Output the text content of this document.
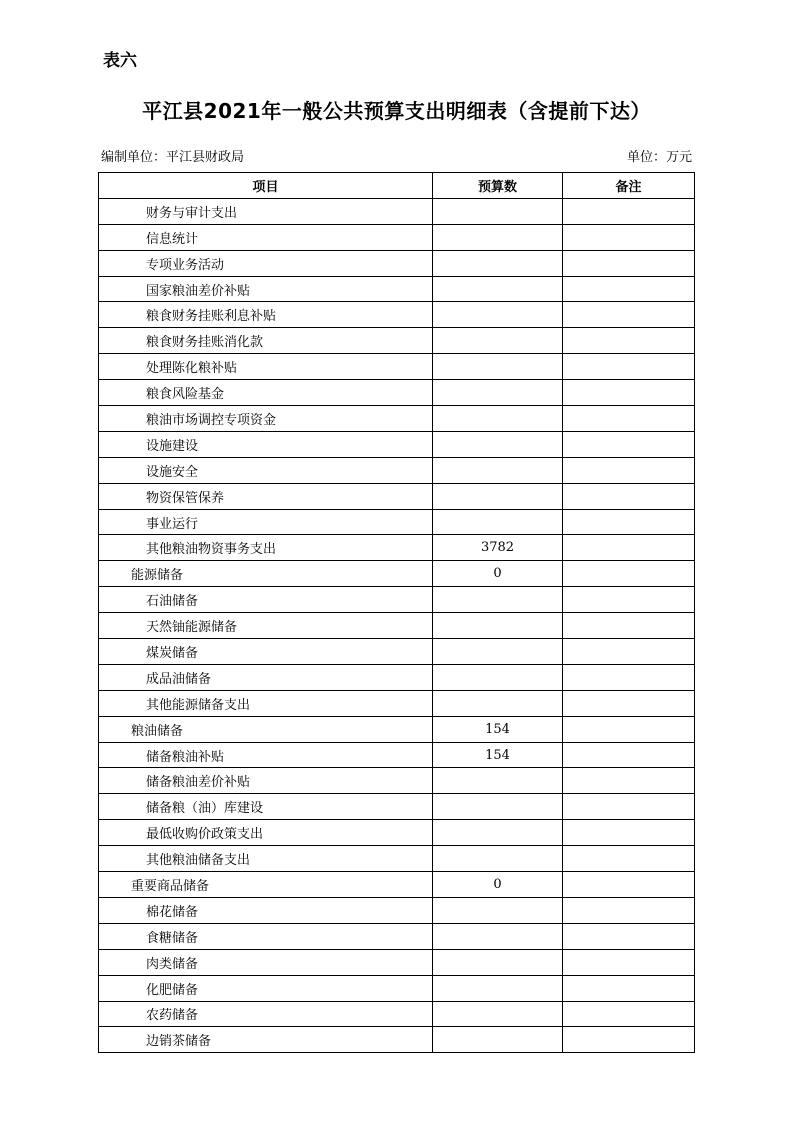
表六
平江县2021年一般公共预算支出明细表（含提前下达）
编制单位：平江县财政局	单位：万元
项目	预算数	备注
财务与审计支出		
信息统计		
专项业务活动		
国家粮油差价补贴		
粮食财务挂账利息补贴		
粮食财务挂账消化款		
处理陈化粮补贴		
粮食风险基金		
粮油市场调控专项资金		
设施建设		
设施安全		
物资保管保养		
事业运行		
其他粮油物资事务支出	3782	
能源储备	0	
石油储备		
天然铀能源储备		
煤炭储备		
成品油储备		
其他能源储备支出		
粮油储备	154	
储备粮油补贴	154	
储备粮油差价补贴		
储备粮（油）库建设		
最低收购价政策支出		
其他粮油储备支出		
重要商品储备	0	
棉花储备		
食糖储备		
肉类储备		
化肥储备		
农药储备		
边销茶储备		
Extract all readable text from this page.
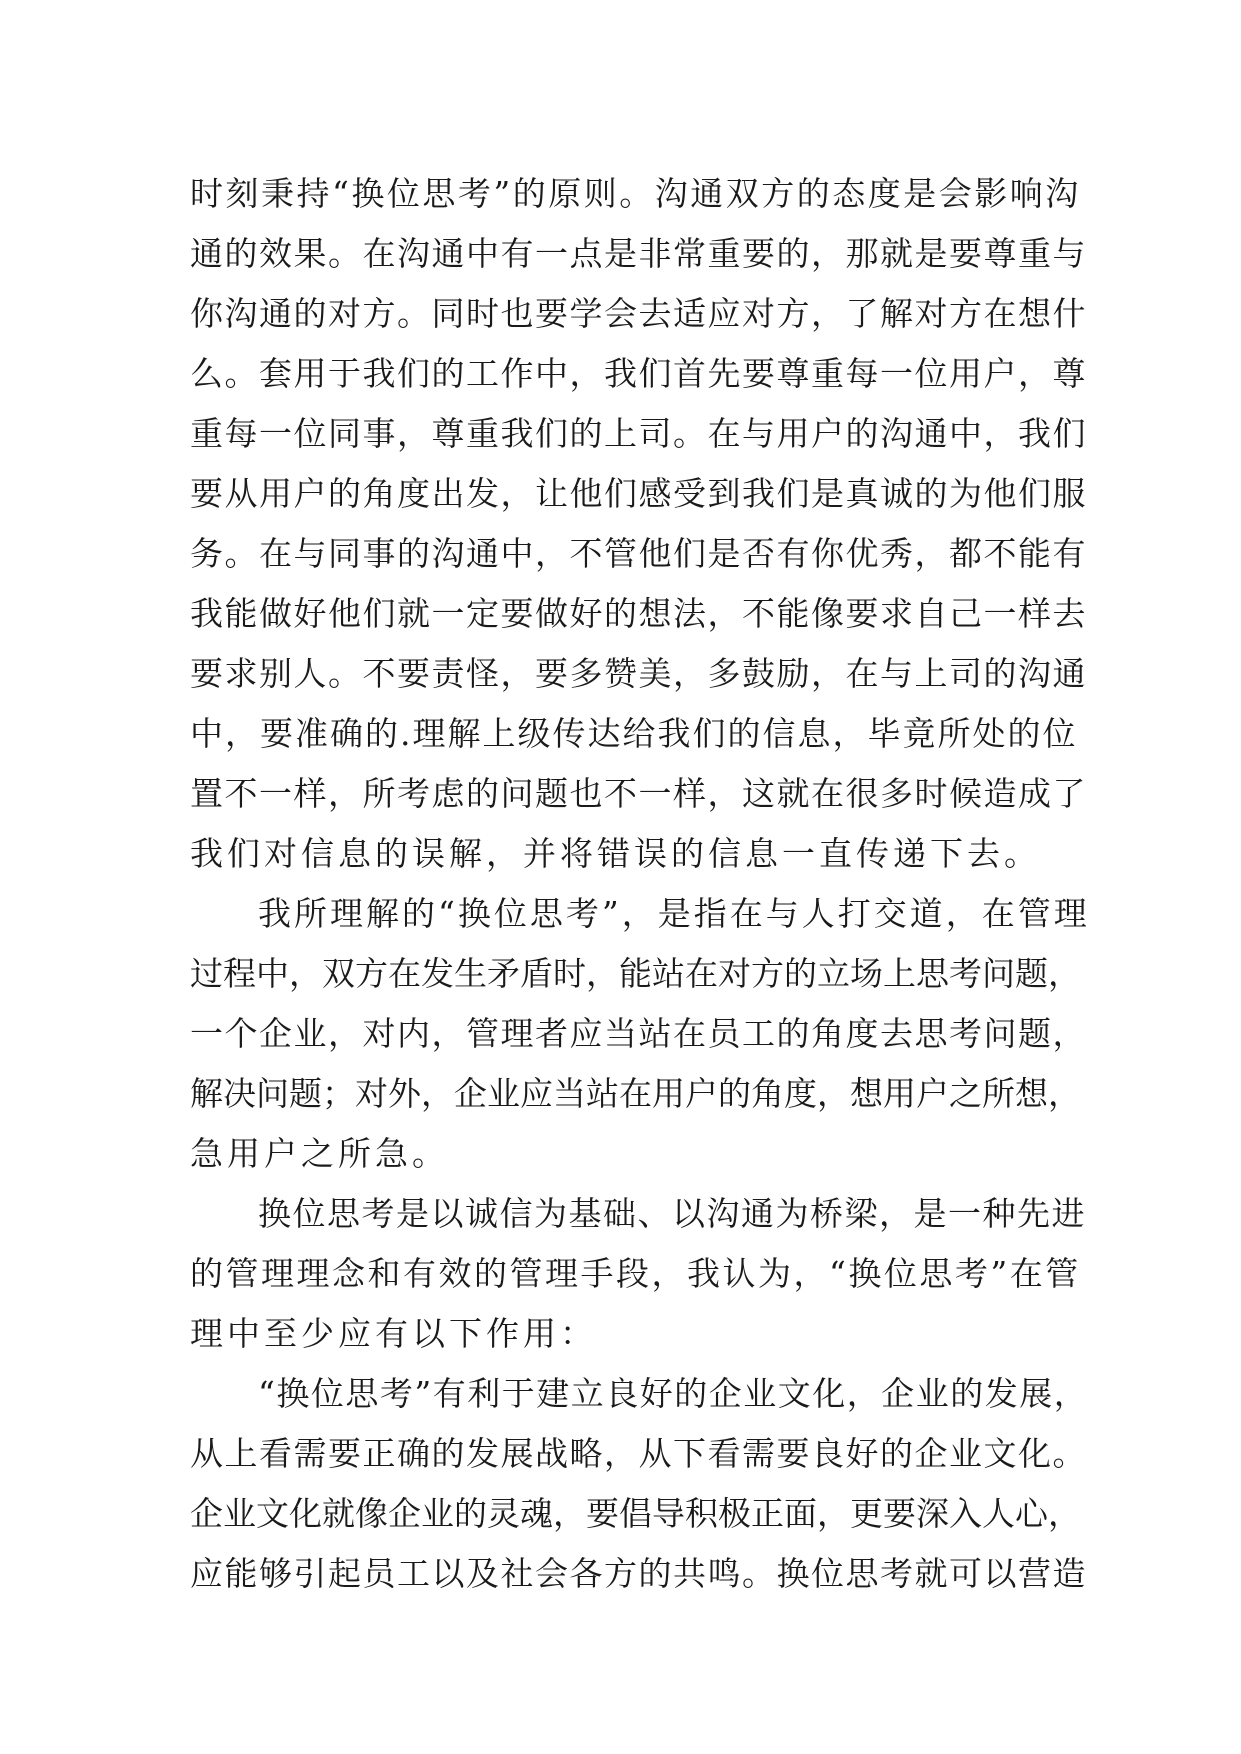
时刻秉持“换位思考”的原则。沟通双方的态度是会影响沟
通的效果。在沟通中有一点是非常重要的，那就是要尊重与
你沟通的对方。同时也要学会去适应对方，了解对方在想什
么。套用于我们的工作中，我们首先要尊重每一位用户，尊
重每一位同事，尊重我们的上司。在与用户的沟通中，我们
要从用户的角度出发，让他们感受到我们是真诚的为他们服
务。在与同事的沟通中，不管他们是否有你优秀，都不能有
我能做好他们就一定要做好的想法，不能像要求自己一样去
要求别人。不要责怪，要多赞美，多鼓励，在与上司的沟通
中，要准确的.理解上级传达给我们的信息，毕竟所处的位
置不一样，所考虑的问题也不一样，这就在很多时候造成了
我们对信息的误解，并将错误的信息一直传递下去。
我所理解的“换位思考”，是指在与人打交道，在管理
过程中，双方在发生矛盾时，能站在对方的立场上思考问题，
一个企业，对内，管理者应当站在员工的角度去思考问题，
解决问题；对外，企业应当站在用户的角度，想用户之所想，
急用户之所急。
换位思考是以诚信为基础、以沟通为桥梁，是一种先进
的管理理念和有效的管理手段，我认为，“换位思考”在管
理中至少应有以下作用：
“换位思考”有利于建立良好的企业文化，企业的发展，
从上看需要正确的发展战略，从下看需要良好的企业文化。
企业文化就像企业的灵魂，要倡导积极正面，更要深入人心，
应能够引起员工以及社会各方的共鸣。换位思考就可以营造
____
_SET EXERCISE_.
Write out the data precisely as given, excluding the pictures.

_TASK RESULT_.
Output the text content of this document.
表六
平江县2021年一般公共预算支出明细表（含提前下达）
编制单位：平江县财政局	单位：万元
项目	预算数	备注
财务与审计支出		
信息统计		
专项业务活动		
国家粮油差价补贴		
粮食财务挂账利息补贴		
粮食财务挂账消化款		
处理陈化粮补贴		
粮食风险基金		
粮油市场调控专项资金		
设施建设		
设施安全		
物资保管保养		
事业运行		
其他粮油物资事务支出	3782	
能源储备	0	
石油储备		
天然铀能源储备		
煤炭储备		
成品油储备		
其他能源储备支出		
粮油储备	154	
储备粮油补贴	154	
储备粮油差价补贴		
储备粮（油）库建设		
最低收购价政策支出		
其他粮油储备支出		
重要商品储备	0	
棉花储备		
食糖储备		
肉类储备		
化肥储备		
农药储备		
边销茶储备		
Extract all readable text from this page.
时刻秉持“换位思考”的原则。沟通双方的态度是会影响沟
通的效果。在沟通中有一点是非常重要的，那就是要尊重与
你沟通的对方。同时也要学会去适应对方，了解对方在想什
么。套用于我们的工作中，我们首先要尊重每一位用户，尊
重每一位同事，尊重我们的上司。在与用户的沟通中，我们
要从用户的角度出发，让他们感受到我们是真诚的为他们服
务。在与同事的沟通中，不管他们是否有你优秀，都不能有
我能做好他们就一定要做好的想法，不能像要求自己一样去
要求别人。不要责怪，要多赞美，多鼓励，在与上司的沟通
中，要准确的.理解上级传达给我们的信息，毕竟所处的位
置不一样，所考虑的问题也不一样，这就在很多时候造成了
我们对信息的误解，并将错误的信息一直传递下去。
我所理解的“换位思考”，是指在与人打交道，在管理
过程中，双方在发生矛盾时，能站在对方的立场上思考问题，
一个企业，对内，管理者应当站在员工的角度去思考问题，
解决问题；对外，企业应当站在用户的角度，想用户之所想，
急用户之所急。
换位思考是以诚信为基础、以沟通为桥梁，是一种先进
的管理理念和有效的管理手段，我认为，“换位思考”在管
理中至少应有以下作用：
“换位思考”有利于建立良好的企业文化，企业的发展，
从上看需要正确的发展战略，从下看需要良好的企业文化。
企业文化就像企业的灵魂，要倡导积极正面，更要深入人心，
应能够引起员工以及社会各方的共鸣。换位思考就可以营造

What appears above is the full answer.